> [Task brief]: Return the listing below word for word.

> [Exercise input]:
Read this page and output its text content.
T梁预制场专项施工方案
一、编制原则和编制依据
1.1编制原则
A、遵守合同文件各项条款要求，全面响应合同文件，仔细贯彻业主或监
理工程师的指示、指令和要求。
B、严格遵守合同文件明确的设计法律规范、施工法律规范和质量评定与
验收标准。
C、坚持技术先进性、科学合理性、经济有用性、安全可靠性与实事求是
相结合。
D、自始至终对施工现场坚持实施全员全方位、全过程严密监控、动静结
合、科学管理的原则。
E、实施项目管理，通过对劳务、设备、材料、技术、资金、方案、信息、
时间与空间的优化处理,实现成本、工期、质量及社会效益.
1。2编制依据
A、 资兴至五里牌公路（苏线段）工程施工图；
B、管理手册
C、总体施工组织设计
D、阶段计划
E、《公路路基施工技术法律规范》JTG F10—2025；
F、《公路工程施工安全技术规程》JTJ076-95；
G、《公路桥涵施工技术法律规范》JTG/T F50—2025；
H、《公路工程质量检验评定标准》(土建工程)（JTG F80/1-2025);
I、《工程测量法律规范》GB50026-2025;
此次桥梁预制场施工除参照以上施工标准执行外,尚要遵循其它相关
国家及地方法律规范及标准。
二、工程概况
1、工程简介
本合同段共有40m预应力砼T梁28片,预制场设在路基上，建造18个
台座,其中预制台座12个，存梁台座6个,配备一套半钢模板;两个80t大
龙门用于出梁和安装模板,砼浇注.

> [Expected answer]:
Read this page and output its text content.
T梁预制场专项施工方案
一、编制原则和编制依据
1.1编制原则
A、遵守合同文件各项条款要求，全面响应合同文件，仔细贯彻业主或监
理工程师的指示、指令和要求。
B、严格遵守合同文件明确的设计法律规范、施工法律规范和质量评定与
验收标准。
C、坚持技术先进性、科学合理性、经济有用性、安全可靠性与实事求是
相结合。
D、自始至终对施工现场坚持实施全员全方位、全过程严密监控、动静结
合、科学管理的原则。
E、实施项目管理，通过对劳务、设备、材料、技术、资金、方案、信息、
时间与空间的优化处理,实现成本、工期、质量及社会效益.
1。2编制依据
A、 资兴至五里牌公路（苏线段）工程施工图；
B、管理手册
C、总体施工组织设计
D、阶段计划
E、《公路路基施工技术法律规范》JTG F10—2025；
F、《公路工程施工安全技术规程》JTJ076-95；
G、《公路桥涵施工技术法律规范》JTG/T F50—2025；
H、《公路工程质量检验评定标准》(土建工程)（JTG F80/1-2025);
I、《工程测量法律规范》GB50026-2025;
此次桥梁预制场施工除参照以上施工标准执行外,尚要遵循其它相关
国家及地方法律规范及标准。
二、工程概况
1、工程简介
本合同段共有40m预应力砼T梁28片,预制场设在路基上，建造18个
台座,其中预制台座12个，存梁台座6个,配备一套半钢模板;两个80t大
龙门用于出梁和安装模板,砼浇注.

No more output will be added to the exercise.